Task statement
Using the records provided below, locate and copy each line that contains the word "variable".
======== Input rows ========
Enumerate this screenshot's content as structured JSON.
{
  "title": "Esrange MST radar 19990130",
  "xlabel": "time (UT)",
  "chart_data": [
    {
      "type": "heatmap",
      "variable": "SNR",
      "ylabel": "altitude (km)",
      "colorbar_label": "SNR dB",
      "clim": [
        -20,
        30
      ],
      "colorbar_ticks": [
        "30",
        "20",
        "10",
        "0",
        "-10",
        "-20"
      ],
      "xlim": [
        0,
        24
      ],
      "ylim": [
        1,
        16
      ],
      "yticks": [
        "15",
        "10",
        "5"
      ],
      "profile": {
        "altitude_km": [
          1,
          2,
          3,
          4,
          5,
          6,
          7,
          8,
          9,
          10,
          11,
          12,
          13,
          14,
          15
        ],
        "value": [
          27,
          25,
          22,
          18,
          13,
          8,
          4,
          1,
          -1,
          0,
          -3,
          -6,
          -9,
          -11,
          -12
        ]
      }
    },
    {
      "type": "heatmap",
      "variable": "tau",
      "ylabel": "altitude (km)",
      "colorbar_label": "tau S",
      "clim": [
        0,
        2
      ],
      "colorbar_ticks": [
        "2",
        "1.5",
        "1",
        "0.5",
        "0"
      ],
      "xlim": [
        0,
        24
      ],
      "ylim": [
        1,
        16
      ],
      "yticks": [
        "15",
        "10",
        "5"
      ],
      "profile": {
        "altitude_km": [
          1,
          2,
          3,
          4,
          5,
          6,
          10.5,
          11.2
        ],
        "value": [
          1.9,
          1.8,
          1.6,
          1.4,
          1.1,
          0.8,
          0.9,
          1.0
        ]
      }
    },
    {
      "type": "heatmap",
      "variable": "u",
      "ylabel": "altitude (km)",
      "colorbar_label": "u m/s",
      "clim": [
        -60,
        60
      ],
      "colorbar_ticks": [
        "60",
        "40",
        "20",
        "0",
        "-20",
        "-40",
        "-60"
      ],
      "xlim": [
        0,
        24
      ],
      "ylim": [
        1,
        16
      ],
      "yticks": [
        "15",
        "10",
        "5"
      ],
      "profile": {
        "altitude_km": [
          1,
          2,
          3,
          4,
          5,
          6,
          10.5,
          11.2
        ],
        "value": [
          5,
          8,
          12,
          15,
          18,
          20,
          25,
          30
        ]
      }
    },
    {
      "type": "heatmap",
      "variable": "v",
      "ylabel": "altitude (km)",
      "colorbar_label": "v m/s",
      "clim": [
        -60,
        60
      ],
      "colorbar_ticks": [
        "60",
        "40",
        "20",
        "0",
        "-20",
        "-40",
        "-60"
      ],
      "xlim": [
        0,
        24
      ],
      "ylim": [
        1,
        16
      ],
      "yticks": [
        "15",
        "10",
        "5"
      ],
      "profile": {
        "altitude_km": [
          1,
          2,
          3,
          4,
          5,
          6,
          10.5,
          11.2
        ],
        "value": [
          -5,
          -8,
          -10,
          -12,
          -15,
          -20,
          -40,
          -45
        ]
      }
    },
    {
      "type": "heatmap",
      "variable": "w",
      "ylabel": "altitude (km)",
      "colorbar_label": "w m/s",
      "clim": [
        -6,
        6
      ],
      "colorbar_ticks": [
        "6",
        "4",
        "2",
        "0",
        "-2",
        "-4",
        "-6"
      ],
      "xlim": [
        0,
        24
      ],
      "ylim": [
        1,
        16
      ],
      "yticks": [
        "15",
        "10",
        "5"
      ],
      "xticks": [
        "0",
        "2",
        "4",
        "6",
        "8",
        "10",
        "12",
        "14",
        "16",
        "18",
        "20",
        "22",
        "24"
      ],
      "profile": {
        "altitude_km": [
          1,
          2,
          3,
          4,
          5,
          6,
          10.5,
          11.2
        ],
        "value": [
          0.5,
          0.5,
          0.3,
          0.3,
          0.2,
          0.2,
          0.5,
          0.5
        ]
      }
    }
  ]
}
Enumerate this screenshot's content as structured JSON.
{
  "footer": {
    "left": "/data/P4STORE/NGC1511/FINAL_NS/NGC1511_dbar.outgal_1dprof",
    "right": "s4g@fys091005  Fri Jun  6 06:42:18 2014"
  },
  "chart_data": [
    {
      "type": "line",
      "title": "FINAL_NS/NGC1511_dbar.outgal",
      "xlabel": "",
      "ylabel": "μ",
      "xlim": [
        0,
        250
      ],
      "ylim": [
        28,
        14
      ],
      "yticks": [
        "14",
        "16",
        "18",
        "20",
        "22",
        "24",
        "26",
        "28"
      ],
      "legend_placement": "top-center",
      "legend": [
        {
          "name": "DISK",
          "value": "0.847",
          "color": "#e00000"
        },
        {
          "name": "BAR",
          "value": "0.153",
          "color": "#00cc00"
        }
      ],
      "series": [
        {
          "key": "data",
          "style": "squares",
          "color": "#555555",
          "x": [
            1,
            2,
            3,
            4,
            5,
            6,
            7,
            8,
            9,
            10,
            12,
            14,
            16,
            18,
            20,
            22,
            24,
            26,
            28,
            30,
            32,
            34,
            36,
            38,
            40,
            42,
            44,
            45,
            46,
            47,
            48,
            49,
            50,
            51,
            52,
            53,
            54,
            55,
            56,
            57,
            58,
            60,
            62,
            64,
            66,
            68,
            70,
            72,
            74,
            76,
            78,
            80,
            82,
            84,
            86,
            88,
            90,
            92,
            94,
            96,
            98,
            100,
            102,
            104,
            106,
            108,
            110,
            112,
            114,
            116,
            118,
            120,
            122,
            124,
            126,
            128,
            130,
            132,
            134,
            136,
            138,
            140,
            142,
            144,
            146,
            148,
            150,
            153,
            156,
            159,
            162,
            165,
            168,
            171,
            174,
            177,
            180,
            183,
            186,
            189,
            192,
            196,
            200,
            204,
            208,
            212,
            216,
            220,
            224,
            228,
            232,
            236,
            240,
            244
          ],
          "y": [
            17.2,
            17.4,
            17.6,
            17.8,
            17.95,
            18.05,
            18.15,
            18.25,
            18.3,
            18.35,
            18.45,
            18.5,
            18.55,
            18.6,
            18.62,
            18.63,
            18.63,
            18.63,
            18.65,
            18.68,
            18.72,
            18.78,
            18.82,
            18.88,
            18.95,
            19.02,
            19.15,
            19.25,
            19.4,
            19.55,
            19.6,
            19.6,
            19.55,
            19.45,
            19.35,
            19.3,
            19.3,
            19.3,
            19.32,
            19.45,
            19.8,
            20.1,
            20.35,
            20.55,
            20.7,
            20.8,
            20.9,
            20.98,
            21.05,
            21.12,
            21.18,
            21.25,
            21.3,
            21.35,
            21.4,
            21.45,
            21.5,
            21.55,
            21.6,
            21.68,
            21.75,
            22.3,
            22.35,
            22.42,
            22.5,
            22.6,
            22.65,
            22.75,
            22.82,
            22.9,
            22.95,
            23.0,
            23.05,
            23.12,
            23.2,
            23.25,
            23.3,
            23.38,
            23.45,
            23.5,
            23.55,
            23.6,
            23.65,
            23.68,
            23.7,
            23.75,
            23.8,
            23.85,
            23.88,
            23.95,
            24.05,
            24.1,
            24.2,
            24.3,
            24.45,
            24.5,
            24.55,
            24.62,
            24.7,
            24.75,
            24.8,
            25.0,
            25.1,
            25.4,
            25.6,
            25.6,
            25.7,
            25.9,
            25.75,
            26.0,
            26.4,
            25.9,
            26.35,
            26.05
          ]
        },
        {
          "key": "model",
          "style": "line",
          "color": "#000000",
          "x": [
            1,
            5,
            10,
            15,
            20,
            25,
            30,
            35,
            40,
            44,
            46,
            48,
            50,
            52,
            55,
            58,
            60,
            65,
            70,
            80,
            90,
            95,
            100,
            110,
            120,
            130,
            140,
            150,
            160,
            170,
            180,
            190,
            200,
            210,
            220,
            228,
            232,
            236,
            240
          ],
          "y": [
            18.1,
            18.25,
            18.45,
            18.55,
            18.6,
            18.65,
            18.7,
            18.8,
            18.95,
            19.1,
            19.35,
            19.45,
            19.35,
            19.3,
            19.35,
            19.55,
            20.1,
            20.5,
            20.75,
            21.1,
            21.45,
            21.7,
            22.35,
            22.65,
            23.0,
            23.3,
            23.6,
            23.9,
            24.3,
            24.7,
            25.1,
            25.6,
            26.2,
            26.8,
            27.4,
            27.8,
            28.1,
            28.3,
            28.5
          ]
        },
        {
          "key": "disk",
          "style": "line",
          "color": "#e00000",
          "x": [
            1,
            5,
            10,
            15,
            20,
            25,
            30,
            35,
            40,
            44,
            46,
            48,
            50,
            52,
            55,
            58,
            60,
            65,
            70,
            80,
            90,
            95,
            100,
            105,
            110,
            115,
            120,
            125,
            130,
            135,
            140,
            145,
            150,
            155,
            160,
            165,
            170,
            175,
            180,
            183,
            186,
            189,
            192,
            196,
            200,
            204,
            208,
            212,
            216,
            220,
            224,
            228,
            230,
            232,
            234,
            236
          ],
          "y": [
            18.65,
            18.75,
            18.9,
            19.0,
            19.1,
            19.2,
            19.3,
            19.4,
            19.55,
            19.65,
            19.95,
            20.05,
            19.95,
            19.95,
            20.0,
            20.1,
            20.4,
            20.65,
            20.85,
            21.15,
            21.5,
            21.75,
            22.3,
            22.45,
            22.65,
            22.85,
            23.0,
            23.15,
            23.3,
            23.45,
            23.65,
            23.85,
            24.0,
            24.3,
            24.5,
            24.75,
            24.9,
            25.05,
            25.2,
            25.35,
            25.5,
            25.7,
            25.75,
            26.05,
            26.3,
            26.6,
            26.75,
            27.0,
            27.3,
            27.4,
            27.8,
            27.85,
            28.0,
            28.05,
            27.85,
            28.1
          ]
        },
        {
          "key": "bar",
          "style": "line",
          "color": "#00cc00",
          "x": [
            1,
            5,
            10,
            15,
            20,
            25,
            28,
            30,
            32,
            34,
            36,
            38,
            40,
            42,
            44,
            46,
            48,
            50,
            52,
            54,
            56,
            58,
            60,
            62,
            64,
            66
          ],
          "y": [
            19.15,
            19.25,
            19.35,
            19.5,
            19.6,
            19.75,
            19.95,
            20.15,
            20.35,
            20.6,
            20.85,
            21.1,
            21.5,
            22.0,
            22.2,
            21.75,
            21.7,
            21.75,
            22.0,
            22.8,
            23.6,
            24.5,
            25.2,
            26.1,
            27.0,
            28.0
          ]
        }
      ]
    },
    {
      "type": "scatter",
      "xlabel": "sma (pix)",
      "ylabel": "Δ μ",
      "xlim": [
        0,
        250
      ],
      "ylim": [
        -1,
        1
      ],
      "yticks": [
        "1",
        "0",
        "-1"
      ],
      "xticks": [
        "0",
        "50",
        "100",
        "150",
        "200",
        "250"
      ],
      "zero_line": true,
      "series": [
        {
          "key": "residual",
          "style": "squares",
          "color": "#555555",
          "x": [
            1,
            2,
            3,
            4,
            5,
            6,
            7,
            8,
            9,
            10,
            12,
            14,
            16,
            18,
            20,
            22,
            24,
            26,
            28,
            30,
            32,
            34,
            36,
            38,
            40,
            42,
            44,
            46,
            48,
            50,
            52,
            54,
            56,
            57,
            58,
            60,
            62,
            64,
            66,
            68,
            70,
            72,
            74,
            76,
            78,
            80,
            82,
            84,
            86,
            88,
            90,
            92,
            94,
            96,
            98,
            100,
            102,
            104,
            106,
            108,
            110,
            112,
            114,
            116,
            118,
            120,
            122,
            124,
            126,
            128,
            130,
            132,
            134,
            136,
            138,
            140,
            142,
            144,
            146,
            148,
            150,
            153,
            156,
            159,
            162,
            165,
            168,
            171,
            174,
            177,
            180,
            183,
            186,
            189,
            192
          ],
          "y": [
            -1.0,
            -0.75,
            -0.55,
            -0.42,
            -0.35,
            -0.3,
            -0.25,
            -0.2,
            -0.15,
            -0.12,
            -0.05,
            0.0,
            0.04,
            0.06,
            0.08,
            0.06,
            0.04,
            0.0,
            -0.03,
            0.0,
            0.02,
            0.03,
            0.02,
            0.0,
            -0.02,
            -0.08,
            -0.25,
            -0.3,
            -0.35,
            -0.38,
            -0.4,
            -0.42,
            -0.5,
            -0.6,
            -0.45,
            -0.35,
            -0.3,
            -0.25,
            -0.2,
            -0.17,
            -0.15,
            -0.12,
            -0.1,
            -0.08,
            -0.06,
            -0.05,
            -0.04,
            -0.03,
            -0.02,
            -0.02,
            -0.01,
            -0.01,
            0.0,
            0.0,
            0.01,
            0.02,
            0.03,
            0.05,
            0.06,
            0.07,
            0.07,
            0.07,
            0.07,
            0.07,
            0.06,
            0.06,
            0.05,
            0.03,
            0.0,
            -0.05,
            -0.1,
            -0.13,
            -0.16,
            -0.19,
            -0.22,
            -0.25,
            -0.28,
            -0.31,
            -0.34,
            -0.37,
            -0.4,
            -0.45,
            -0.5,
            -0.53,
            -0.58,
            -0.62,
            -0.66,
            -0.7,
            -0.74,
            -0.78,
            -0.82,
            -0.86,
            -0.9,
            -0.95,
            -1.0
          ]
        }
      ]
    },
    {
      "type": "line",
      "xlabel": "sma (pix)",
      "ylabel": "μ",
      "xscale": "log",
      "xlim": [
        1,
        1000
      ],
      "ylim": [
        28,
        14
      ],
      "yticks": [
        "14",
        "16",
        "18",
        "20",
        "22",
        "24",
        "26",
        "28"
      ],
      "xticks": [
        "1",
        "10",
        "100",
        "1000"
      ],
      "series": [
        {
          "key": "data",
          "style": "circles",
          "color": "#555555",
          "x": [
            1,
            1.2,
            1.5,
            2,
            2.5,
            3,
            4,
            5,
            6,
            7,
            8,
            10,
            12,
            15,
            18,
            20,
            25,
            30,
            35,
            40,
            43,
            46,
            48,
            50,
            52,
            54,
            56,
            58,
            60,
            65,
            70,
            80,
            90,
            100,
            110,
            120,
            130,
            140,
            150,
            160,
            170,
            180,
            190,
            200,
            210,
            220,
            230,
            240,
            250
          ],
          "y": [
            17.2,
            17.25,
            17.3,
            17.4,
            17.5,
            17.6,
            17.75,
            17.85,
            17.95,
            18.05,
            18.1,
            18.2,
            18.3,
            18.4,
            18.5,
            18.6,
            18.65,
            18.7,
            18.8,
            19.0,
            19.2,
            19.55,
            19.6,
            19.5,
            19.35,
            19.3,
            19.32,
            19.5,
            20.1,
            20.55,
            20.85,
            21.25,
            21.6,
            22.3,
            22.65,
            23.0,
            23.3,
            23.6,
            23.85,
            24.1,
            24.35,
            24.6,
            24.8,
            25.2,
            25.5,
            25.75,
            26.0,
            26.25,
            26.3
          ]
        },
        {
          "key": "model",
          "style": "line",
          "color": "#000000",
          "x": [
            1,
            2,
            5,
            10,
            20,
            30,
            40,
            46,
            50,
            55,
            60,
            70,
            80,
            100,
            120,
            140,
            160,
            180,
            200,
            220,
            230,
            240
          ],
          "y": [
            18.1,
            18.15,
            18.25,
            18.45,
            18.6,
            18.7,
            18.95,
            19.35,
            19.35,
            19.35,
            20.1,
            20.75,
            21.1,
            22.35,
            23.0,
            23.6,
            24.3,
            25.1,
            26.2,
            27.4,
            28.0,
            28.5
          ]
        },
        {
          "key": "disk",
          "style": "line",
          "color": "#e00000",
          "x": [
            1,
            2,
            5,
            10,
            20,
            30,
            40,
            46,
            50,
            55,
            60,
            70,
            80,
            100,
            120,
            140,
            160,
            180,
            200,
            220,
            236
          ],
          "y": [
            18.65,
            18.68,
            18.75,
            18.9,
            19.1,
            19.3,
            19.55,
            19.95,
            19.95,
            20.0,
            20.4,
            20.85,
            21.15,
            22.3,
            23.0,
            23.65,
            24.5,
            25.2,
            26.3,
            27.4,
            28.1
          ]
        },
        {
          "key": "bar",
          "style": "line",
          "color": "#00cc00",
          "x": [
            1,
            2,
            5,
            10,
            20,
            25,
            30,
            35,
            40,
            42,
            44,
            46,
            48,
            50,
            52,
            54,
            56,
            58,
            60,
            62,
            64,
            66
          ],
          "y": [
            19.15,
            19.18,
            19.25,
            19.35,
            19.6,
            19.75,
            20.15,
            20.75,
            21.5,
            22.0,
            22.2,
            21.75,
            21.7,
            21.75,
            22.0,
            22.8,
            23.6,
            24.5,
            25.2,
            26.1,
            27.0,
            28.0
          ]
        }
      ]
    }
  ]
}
========
The completed task
      "variable": "SNR",
      "variable": "tau",
      "variable": "u",
      "variable": "v",
      "variable": "w",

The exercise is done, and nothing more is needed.